_WRITTEN INSTRUCTION_: Repeat exactly each line of the data provided below.

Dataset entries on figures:
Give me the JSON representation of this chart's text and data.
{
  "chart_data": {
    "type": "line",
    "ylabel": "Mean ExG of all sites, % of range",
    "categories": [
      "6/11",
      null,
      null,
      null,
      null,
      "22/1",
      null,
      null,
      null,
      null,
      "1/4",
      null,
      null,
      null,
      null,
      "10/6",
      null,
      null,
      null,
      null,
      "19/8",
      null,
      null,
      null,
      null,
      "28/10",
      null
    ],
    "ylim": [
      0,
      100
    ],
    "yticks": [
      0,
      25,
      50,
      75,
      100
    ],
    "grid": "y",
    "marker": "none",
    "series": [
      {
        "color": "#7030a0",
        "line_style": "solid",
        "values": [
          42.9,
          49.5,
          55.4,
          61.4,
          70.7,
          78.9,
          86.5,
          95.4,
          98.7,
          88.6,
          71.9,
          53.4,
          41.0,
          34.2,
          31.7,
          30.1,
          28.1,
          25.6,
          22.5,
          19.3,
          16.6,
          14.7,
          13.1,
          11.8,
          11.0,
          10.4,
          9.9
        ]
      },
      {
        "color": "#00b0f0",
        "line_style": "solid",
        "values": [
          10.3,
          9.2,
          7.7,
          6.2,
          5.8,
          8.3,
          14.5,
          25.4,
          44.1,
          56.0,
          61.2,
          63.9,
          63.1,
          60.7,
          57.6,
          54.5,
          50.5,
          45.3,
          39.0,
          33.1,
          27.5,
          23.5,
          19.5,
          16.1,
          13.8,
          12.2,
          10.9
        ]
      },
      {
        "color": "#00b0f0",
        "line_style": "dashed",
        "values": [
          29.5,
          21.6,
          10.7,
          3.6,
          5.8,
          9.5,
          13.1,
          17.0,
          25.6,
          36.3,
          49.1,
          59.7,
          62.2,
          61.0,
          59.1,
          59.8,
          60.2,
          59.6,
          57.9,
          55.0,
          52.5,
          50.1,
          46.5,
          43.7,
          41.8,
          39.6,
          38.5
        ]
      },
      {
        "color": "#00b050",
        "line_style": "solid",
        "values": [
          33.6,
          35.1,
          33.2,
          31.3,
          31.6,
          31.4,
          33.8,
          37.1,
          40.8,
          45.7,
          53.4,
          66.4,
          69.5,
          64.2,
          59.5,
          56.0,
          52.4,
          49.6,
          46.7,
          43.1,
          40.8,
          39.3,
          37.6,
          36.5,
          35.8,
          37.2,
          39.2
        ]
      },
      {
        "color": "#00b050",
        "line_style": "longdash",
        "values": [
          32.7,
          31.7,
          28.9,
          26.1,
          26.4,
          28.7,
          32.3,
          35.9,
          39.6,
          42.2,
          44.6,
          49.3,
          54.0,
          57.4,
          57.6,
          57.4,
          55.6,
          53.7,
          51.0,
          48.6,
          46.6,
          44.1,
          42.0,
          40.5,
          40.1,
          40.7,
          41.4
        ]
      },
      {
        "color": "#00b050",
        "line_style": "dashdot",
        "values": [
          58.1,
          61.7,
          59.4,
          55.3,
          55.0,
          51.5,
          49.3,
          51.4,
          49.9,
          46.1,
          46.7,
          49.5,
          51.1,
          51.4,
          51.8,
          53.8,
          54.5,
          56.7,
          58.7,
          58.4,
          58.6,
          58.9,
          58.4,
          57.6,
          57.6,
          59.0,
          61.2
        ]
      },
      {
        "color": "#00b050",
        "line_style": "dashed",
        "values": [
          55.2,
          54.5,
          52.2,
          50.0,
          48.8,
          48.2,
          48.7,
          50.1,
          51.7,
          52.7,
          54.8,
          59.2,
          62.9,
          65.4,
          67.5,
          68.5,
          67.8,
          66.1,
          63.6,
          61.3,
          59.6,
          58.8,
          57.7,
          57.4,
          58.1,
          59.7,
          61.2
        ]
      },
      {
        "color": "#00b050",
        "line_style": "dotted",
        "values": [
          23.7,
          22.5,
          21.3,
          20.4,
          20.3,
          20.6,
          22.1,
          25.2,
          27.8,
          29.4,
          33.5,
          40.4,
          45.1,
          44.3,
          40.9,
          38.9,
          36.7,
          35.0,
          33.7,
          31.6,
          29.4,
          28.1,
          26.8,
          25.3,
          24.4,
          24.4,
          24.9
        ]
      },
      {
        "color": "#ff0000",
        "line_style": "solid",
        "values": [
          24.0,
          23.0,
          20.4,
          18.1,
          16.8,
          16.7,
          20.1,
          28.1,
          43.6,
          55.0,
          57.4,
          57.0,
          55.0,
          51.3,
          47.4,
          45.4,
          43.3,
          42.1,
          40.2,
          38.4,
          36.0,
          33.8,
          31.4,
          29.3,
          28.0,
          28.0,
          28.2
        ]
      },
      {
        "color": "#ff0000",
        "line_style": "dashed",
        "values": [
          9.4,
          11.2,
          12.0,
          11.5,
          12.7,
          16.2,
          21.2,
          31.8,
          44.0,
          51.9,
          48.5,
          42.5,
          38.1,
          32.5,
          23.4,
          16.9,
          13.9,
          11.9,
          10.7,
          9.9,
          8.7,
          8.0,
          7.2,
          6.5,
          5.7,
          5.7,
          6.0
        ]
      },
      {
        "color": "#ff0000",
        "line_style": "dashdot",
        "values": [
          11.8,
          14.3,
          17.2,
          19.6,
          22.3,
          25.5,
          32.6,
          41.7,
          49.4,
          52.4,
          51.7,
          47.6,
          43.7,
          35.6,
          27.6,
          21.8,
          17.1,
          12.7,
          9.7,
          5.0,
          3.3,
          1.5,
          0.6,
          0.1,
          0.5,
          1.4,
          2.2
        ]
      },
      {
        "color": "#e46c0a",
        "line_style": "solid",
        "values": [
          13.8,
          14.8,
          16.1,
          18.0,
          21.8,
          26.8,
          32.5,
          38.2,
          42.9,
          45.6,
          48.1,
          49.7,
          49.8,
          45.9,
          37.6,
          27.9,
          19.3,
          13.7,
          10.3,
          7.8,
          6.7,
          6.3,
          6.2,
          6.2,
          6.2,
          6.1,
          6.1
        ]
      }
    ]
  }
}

_PROBLEM SOLUTION_:
Give me the JSON representation of this chart's text and data.
{
  "chart_data": {
    "type": "line",
    "ylabel": "Mean ExG of all sites, % of range",
    "categories": [
      "6/11",
      null,
      null,
      null,
      null,
      "22/1",
      null,
      null,
      null,
      null,
      "1/4",
      null,
      null,
      null,
      null,
      "10/6",
      null,
      null,
      null,
      null,
      "19/8",
      null,
      null,
      null,
      null,
      "28/10",
      null
    ],
    "ylim": [
      0,
      100
    ],
    "yticks": [
      0,
      25,
      50,
      75,
      100
    ],
    "grid": "y",
    "marker": "none",
    "series": [
      {
        "color": "#7030a0",
        "line_style": "solid",
        "values": [
          42.9,
          49.5,
          55.4,
          61.4,
          70.7,
          78.9,
          86.5,
          95.4,
          98.7,
          88.6,
          71.9,
          53.4,
          41.0,
          34.2,
          31.7,
          30.1,
          28.1,
          25.6,
          22.5,
          19.3,
          16.6,
          14.7,
          13.1,
          11.8,
          11.0,
          10.4,
          9.9
        ]
      },
      {
        "color": "#00b0f0",
        "line_style": "solid",
        "values": [
          10.3,
          9.2,
          7.7,
          6.2,
          5.8,
          8.3,
          14.5,
          25.4,
          44.1,
          56.0,
          61.2,
          63.9,
          63.1,
          60.7,
          57.6,
          54.5,
          50.5,
          45.3,
          39.0,
          33.1,
          27.5,
          23.5,
          19.5,
          16.1,
          13.8,
          12.2,
          10.9
        ]
      },
      {
        "color": "#00b0f0",
        "line_style": "dashed",
        "values": [
          29.5,
          21.6,
          10.7,
          3.6,
          5.8,
          9.5,
          13.1,
          17.0,
          25.6,
          36.3,
          49.1,
          59.7,
          62.2,
          61.0,
          59.1,
          59.8,
          60.2,
          59.6,
          57.9,
          55.0,
          52.5,
          50.1,
          46.5,
          43.7,
          41.8,
          39.6,
          38.5
        ]
      },
      {
        "color": "#00b050",
        "line_style": "solid",
        "values": [
          33.6,
          35.1,
          33.2,
          31.3,
          31.6,
          31.4,
          33.8,
          37.1,
          40.8,
          45.7,
          53.4,
          66.4,
          69.5,
          64.2,
          59.5,
          56.0,
          52.4,
          49.6,
          46.7,
          43.1,
          40.8,
          39.3,
          37.6,
          36.5,
          35.8,
          37.2,
          39.2
        ]
      },
      {
        "color": "#00b050",
        "line_style": "longdash",
        "values": [
          32.7,
          31.7,
          28.9,
          26.1,
          26.4,
          28.7,
          32.3,
          35.9,
          39.6,
          42.2,
          44.6,
          49.3,
          54.0,
          57.4,
          57.6,
          57.4,
          55.6,
          53.7,
          51.0,
          48.6,
          46.6,
          44.1,
          42.0,
          40.5,
          40.1,
          40.7,
          41.4
        ]
      },
      {
        "color": "#00b050",
        "line_style": "dashdot",
        "values": [
          58.1,
          61.7,
          59.4,
          55.3,
          55.0,
          51.5,
          49.3,
          51.4,
          49.9,
          46.1,
          46.7,
          49.5,
          51.1,
          51.4,
          51.8,
          53.8,
          54.5,
          56.7,
          58.7,
          58.4,
          58.6,
          58.9,
          58.4,
          57.6,
          57.6,
          59.0,
          61.2
        ]
      },
      {
        "color": "#00b050",
        "line_style": "dashed",
        "values": [
          55.2,
          54.5,
          52.2,
          50.0,
          48.8,
          48.2,
          48.7,
          50.1,
          51.7,
          52.7,
          54.8,
          59.2,
          62.9,
          65.4,
          67.5,
          68.5,
          67.8,
          66.1,
          63.6,
          61.3,
          59.6,
          58.8,
          57.7,
          57.4,
          58.1,
          59.7,
          61.2
        ]
      },
      {
        "color": "#00b050",
        "line_style": "dotted",
        "values": [
          23.7,
          22.5,
          21.3,
          20.4,
          20.3,
          20.6,
          22.1,
          25.2,
          27.8,
          29.4,
          33.5,
          40.4,
          45.1,
          44.3,
          40.9,
          38.9,
          36.7,
          35.0,
          33.7,
          31.6,
          29.4,
          28.1,
          26.8,
          25.3,
          24.4,
          24.4,
          24.9
        ]
      },
      {
        "color": "#ff0000",
        "line_style": "solid",
        "values": [
          24.0,
          23.0,
          20.4,
          18.1,
          16.8,
          16.7,
          20.1,
          28.1,
          43.6,
          55.0,
          57.4,
          57.0,
          55.0,
          51.3,
          47.4,
          45.4,
          43.3,
          42.1,
          40.2,
          38.4,
          36.0,
          33.8,
          31.4,
          29.3,
          28.0,
          28.0,
          28.2
        ]
      },
      {
        "color": "#ff0000",
        "line_style": "dashed",
        "values": [
          9.4,
          11.2,
          12.0,
          11.5,
          12.7,
          16.2,
          21.2,
          31.8,
          44.0,
          51.9,
          48.5,
          42.5,
          38.1,
          32.5,
          23.4,
          16.9,
          13.9,
          11.9,
          10.7,
          9.9,
          8.7,
          8.0,
          7.2,
          6.5,
          5.7,
          5.7,
          6.0
        ]
      },
      {
        "color": "#ff0000",
        "line_style": "dashdot",
        "values": [
          11.8,
          14.3,
          17.2,
          19.6,
          22.3,
          25.5,
          32.6,
          41.7,
          49.4,
          52.4,
          51.7,
          47.6,
          43.7,
          35.6,
          27.6,
          21.8,
          17.1,
          12.7,
          9.7,
          5.0,
          3.3,
          1.5,
          0.6,
          0.1,
          0.5,
          1.4,
          2.2
        ]
      },
      {
        "color": "#e46c0a",
        "line_style": "solid",
        "values": [
          13.8,
          14.8,
          16.1,
          18.0,
          21.8,
          26.8,
          32.5,
          38.2,
          42.9,
          45.6,
          48.1,
          49.7,
          49.8,
          45.9,
          37.6,
          27.9,
          19.3,
          13.7,
          10.3,
          7.8,
          6.7,
          6.3,
          6.2,
          6.2,
          6.2,
          6.1,
          6.1
        ]
      }
    ]
  }
}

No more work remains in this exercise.